Instructions for the task - Report back each line of the records that contains the string "steamed".

-- START OF Material --

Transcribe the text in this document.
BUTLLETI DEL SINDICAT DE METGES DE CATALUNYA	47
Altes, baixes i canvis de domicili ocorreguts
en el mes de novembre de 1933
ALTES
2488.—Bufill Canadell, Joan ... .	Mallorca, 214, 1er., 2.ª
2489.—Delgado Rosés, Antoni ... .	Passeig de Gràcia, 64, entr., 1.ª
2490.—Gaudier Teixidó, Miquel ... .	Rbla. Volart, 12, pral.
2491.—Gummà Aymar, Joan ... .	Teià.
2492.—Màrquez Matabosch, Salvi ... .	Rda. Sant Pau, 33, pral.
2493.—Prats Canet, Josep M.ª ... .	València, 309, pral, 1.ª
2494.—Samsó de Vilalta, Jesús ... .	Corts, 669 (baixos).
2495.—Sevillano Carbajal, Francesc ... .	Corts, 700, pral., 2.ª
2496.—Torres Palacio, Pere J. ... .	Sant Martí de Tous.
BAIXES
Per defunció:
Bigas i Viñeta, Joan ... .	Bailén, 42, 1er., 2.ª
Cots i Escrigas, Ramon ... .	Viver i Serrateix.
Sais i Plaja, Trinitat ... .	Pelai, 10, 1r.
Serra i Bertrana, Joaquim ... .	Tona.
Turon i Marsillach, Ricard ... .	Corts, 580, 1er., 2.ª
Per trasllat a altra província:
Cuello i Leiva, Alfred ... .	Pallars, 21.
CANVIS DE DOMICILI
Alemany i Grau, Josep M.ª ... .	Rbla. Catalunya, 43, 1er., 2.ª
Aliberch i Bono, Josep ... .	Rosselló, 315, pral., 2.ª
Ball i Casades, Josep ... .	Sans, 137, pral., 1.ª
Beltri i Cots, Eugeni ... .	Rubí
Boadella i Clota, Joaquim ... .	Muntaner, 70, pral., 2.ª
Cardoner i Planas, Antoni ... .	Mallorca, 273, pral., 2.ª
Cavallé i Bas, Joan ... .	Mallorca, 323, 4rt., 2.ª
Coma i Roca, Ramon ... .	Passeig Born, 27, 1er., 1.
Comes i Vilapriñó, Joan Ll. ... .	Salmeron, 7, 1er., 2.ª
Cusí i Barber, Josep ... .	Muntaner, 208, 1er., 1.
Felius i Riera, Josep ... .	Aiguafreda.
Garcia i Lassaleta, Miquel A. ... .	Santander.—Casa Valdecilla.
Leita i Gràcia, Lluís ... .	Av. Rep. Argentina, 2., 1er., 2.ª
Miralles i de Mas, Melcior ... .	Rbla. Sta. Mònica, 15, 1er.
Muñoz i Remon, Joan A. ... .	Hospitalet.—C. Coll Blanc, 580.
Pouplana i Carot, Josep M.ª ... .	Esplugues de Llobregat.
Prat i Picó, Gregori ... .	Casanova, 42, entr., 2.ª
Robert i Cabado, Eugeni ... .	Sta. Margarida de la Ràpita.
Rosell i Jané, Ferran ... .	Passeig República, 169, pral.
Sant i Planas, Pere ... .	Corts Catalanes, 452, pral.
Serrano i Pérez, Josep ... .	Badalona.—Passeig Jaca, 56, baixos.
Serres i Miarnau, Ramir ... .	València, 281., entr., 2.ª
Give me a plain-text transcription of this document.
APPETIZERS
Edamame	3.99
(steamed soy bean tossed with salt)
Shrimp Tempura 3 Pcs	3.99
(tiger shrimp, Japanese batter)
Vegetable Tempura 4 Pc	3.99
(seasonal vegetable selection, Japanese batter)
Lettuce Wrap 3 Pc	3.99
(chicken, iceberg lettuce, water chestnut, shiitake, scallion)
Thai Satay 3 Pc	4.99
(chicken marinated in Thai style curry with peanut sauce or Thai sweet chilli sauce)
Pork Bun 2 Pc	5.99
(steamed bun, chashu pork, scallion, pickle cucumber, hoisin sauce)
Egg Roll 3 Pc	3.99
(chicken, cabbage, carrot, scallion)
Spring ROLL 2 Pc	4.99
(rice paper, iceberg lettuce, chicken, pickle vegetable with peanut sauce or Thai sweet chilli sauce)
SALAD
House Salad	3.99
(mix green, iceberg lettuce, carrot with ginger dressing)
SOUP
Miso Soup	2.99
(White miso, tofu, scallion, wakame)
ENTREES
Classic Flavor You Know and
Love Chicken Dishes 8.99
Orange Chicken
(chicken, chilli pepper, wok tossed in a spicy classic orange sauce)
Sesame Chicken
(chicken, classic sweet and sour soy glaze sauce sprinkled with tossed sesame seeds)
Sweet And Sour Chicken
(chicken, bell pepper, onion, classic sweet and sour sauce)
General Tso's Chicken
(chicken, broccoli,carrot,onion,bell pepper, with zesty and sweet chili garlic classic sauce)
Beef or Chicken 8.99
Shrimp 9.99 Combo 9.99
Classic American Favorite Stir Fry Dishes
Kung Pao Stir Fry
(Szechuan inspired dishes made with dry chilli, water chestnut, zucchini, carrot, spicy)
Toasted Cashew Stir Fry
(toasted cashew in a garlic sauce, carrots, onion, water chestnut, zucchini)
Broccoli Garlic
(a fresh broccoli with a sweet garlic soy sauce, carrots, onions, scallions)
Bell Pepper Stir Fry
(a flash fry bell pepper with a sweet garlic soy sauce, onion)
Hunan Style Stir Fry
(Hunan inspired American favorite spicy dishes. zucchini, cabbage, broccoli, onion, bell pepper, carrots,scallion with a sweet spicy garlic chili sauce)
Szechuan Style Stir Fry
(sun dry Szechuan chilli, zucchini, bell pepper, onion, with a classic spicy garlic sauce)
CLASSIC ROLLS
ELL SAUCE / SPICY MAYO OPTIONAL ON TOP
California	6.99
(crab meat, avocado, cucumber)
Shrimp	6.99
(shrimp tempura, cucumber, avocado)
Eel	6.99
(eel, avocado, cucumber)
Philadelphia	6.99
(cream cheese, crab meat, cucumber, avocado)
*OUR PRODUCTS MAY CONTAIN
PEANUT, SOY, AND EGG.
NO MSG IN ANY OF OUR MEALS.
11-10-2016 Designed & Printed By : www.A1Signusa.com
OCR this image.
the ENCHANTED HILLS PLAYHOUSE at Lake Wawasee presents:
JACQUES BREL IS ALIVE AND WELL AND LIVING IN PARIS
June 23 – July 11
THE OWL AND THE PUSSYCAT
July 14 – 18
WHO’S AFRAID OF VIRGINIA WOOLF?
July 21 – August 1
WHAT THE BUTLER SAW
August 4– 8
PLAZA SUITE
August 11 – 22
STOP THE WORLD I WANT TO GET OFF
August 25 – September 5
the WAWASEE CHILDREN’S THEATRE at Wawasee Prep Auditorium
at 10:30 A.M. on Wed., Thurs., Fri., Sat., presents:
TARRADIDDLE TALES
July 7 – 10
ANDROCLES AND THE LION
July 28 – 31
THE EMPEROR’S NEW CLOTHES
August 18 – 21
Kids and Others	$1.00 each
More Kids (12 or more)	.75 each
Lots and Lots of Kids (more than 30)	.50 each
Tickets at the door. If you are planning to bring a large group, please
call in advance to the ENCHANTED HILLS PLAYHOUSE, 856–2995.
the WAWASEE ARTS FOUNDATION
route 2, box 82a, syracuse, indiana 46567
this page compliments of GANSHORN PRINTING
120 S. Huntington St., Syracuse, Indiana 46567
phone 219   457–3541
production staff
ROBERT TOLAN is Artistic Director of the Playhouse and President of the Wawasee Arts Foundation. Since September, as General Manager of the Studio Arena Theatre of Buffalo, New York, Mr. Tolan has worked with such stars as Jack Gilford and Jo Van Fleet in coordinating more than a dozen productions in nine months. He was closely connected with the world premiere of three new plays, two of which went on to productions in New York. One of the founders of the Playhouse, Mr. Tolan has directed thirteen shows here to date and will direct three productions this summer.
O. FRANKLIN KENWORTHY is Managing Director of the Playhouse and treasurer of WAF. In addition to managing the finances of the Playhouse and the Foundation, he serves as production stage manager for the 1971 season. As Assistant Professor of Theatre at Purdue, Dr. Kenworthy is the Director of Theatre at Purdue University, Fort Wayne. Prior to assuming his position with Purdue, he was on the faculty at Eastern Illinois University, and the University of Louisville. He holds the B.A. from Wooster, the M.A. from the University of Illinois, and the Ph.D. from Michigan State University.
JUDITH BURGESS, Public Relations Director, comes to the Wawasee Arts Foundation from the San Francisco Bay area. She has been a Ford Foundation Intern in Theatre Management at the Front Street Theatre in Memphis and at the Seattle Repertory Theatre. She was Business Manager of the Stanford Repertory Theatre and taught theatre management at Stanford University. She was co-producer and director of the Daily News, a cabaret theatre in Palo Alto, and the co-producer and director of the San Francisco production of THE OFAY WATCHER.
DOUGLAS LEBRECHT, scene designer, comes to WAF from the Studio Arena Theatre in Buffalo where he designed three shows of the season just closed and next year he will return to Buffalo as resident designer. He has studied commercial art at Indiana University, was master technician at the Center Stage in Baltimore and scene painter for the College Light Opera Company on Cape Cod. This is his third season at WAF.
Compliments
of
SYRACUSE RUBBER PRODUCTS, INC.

-- END OF Material --

The result -
(steamed soy bean tossed with salt)
(steamed bun, chashu pork, scallion, pickle cucumber, hoisin sauce)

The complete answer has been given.